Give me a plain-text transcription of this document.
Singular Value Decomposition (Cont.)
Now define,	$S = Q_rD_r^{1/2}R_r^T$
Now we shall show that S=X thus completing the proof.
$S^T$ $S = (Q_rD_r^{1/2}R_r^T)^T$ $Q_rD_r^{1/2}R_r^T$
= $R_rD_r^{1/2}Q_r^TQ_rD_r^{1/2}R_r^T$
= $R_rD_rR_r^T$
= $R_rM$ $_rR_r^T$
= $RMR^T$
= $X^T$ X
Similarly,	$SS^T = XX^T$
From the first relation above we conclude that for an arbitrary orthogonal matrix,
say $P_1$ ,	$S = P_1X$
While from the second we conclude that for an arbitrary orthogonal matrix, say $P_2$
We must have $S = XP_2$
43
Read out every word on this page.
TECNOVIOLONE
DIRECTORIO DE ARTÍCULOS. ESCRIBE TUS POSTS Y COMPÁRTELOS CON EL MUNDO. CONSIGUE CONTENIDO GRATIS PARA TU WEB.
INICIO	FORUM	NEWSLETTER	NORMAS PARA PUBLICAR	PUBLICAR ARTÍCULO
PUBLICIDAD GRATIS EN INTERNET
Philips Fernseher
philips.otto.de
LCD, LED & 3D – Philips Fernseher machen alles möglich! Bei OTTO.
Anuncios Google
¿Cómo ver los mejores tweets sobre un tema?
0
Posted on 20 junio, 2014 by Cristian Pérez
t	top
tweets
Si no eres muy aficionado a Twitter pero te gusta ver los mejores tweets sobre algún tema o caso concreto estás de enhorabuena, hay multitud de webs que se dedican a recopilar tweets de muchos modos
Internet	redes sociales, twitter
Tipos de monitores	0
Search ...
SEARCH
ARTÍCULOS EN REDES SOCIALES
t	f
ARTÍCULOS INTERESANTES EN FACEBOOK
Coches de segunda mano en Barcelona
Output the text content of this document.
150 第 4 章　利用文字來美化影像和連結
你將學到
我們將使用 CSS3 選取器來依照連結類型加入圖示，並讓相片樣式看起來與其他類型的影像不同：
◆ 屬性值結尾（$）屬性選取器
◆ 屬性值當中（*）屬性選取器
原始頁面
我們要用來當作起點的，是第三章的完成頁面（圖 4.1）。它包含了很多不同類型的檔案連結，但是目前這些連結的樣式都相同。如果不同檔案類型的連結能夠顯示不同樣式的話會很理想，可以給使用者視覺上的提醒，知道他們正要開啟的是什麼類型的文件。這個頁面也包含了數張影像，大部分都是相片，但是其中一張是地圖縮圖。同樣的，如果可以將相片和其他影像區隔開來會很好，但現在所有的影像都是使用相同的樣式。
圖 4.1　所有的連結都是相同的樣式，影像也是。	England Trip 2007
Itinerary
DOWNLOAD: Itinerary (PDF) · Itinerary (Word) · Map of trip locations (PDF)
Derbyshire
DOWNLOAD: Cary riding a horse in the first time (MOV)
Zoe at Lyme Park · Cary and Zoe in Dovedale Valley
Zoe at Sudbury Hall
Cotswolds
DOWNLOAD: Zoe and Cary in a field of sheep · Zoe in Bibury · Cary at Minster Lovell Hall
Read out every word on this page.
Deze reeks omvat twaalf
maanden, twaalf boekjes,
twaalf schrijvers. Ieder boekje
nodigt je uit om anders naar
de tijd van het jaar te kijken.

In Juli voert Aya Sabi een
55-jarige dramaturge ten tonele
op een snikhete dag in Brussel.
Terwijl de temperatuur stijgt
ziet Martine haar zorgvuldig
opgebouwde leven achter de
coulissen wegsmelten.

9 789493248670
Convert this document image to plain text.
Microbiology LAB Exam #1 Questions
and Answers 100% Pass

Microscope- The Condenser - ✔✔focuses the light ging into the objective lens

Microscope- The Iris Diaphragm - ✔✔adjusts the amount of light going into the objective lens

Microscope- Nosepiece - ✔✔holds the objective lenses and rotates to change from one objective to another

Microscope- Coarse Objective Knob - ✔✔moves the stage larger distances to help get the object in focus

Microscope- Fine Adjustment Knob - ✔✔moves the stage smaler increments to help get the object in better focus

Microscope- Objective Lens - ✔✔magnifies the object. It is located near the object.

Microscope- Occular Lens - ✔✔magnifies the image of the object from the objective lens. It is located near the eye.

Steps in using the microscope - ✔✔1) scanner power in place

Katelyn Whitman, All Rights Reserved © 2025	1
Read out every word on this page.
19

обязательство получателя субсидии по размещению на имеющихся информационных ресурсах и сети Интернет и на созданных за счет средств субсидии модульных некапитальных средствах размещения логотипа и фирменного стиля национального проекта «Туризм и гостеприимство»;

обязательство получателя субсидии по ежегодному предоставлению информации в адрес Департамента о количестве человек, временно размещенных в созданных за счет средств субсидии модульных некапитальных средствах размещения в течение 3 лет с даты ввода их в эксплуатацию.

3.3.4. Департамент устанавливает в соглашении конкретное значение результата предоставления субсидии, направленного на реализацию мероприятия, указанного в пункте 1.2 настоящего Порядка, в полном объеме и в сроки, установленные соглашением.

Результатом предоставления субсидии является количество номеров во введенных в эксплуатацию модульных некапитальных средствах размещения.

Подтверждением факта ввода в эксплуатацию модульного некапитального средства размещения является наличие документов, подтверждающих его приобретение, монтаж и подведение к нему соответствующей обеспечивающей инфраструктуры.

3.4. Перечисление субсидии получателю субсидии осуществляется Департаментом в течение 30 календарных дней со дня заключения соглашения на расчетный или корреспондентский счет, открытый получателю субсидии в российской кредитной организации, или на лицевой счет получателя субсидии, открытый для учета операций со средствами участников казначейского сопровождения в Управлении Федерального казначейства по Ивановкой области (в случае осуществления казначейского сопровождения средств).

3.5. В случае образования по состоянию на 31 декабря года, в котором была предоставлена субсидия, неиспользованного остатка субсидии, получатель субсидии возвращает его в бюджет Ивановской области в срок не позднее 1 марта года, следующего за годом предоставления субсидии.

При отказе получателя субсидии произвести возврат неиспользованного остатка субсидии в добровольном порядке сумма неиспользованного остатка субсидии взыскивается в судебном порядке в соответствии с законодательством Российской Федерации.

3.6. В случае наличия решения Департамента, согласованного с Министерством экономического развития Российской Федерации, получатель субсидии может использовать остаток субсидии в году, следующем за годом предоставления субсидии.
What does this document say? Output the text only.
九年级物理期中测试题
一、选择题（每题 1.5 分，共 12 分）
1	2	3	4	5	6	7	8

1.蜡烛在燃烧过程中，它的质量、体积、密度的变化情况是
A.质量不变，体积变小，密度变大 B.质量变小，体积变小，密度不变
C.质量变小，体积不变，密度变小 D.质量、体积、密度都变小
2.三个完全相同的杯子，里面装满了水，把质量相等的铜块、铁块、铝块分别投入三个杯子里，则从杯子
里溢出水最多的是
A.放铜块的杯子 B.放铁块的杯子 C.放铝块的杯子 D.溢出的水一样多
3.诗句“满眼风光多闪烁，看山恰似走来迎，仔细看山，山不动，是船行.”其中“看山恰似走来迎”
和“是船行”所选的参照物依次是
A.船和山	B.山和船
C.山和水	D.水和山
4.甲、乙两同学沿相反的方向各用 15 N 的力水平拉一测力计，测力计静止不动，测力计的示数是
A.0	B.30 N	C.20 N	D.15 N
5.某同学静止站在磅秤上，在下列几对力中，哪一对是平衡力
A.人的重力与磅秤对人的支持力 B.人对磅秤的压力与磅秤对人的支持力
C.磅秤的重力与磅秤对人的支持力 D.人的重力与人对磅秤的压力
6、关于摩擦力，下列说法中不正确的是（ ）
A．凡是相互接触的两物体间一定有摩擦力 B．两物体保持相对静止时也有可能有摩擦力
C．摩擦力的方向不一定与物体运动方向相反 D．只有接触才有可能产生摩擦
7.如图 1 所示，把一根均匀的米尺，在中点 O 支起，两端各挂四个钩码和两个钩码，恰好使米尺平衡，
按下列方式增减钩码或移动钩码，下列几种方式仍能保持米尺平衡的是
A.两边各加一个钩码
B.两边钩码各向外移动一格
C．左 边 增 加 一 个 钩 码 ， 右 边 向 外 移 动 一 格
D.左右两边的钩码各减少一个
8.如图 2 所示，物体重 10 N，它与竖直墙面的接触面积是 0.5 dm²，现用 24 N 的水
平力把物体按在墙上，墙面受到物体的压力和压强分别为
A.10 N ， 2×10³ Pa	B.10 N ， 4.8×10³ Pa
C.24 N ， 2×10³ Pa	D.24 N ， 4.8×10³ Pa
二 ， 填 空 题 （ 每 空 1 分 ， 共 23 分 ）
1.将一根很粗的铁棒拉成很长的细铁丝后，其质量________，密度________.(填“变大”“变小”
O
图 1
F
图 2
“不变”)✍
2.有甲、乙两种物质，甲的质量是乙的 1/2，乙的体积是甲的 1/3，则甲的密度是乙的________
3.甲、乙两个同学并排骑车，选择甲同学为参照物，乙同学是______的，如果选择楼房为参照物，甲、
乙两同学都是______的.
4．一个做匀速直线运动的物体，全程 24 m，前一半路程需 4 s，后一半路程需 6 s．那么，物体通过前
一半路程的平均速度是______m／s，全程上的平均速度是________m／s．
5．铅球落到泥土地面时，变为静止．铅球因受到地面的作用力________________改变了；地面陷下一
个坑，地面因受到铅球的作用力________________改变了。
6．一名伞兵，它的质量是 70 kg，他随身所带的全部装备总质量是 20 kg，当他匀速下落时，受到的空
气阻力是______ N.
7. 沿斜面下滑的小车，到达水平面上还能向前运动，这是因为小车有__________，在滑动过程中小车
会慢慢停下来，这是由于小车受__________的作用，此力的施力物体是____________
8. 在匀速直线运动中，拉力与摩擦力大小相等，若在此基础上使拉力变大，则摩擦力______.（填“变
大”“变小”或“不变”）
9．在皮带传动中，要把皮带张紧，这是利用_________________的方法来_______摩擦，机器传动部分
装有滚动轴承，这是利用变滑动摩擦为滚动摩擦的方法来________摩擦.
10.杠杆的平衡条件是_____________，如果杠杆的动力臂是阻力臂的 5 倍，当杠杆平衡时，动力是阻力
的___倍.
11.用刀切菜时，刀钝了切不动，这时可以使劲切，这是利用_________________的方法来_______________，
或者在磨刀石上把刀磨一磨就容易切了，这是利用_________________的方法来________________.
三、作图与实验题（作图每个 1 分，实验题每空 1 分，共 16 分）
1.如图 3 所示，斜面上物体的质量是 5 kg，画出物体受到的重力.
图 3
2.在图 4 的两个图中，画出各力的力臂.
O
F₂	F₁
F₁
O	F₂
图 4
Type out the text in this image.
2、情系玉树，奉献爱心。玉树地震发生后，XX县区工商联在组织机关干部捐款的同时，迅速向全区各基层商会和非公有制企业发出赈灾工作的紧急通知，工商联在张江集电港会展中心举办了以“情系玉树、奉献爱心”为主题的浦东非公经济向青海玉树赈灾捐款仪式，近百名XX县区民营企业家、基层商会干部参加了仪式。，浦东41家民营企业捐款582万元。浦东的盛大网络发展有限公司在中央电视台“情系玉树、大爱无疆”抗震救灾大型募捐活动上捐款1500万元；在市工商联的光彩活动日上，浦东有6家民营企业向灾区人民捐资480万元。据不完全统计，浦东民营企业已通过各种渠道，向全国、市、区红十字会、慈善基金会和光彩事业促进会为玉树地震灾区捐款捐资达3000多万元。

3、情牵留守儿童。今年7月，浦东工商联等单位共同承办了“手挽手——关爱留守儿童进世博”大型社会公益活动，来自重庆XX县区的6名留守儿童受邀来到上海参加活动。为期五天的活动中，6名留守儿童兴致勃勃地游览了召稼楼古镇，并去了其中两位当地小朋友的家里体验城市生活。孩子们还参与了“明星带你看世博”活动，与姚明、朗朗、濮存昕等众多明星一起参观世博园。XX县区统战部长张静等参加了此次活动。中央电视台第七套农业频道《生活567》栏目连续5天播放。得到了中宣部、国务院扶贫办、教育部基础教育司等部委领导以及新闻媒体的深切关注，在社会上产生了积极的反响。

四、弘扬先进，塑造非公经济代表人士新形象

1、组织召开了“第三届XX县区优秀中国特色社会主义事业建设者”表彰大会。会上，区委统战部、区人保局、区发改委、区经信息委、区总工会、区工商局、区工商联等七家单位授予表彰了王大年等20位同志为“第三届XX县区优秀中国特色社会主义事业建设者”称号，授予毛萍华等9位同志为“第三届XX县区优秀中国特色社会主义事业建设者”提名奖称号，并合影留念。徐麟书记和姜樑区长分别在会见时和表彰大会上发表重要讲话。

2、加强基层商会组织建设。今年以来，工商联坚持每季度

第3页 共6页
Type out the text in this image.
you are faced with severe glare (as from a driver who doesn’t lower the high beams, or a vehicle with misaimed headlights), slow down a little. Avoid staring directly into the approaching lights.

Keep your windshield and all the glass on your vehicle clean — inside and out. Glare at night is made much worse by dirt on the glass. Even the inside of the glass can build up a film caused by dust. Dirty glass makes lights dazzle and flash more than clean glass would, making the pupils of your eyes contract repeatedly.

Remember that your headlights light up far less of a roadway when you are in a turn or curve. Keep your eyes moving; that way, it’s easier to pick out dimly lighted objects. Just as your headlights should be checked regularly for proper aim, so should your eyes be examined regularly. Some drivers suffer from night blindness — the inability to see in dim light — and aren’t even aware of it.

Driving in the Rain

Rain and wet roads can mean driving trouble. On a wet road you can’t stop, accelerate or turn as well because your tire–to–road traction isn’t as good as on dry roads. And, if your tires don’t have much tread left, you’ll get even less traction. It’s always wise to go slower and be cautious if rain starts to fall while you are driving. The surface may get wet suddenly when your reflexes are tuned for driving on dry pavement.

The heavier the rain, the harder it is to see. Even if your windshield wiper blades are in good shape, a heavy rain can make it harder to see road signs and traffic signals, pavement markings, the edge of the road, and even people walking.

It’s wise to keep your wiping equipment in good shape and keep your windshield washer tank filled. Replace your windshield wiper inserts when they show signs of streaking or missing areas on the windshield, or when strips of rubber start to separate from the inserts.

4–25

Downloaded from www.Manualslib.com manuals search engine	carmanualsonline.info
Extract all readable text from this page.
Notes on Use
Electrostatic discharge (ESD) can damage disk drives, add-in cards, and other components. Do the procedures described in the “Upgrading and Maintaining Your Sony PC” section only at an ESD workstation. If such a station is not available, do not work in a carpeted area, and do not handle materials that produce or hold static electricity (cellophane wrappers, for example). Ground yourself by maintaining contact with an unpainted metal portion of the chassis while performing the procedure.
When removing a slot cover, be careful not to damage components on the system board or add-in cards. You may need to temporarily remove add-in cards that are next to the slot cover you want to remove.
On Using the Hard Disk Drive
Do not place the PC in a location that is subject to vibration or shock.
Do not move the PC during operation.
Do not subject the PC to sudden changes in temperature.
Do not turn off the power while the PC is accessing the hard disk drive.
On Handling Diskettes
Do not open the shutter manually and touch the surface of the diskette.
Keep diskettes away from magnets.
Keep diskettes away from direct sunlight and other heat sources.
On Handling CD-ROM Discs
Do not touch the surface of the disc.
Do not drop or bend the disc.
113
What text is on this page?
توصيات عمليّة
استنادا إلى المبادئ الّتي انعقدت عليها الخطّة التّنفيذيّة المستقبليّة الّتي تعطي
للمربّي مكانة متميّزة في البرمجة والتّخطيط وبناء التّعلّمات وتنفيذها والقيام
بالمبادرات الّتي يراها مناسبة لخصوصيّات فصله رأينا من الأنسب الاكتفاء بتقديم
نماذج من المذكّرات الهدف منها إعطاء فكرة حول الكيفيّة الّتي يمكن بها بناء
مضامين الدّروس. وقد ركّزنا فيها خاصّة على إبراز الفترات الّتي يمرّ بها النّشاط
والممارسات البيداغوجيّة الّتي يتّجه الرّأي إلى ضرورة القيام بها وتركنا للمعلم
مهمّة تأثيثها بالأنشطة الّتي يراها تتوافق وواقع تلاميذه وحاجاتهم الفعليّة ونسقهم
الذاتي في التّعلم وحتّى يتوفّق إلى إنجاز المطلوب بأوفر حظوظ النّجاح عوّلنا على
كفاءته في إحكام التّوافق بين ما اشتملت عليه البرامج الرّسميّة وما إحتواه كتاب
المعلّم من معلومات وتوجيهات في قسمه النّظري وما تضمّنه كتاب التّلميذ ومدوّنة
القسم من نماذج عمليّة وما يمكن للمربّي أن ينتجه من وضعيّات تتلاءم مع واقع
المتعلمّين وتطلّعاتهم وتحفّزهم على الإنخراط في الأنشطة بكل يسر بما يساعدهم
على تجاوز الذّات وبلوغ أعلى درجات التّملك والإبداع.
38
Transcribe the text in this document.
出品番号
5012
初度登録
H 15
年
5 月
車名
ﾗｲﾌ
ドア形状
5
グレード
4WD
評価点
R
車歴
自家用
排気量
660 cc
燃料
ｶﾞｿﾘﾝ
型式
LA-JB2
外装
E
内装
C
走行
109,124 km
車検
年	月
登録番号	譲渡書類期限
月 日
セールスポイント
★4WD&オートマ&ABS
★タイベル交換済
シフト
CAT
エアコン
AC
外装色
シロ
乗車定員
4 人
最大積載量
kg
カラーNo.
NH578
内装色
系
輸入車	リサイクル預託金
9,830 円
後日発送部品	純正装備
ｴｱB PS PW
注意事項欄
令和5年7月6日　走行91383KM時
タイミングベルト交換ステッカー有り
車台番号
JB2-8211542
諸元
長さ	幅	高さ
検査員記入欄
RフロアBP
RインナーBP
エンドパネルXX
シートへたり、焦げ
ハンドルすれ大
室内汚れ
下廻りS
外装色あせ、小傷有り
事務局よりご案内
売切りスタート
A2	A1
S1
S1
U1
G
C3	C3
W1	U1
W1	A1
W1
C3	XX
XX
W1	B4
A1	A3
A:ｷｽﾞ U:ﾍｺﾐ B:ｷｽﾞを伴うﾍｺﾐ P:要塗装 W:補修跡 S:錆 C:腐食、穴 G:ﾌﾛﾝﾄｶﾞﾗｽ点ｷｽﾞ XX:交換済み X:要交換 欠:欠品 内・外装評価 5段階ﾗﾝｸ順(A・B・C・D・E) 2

| What the task requires |
For each line in the data above that contains the string "first", extract the line.

| Solved problem |
From the first relation above we conclude that for an arbitrary orthogonal matrix,
DOWNLOAD: Cary riding a horse in the first time (MOV)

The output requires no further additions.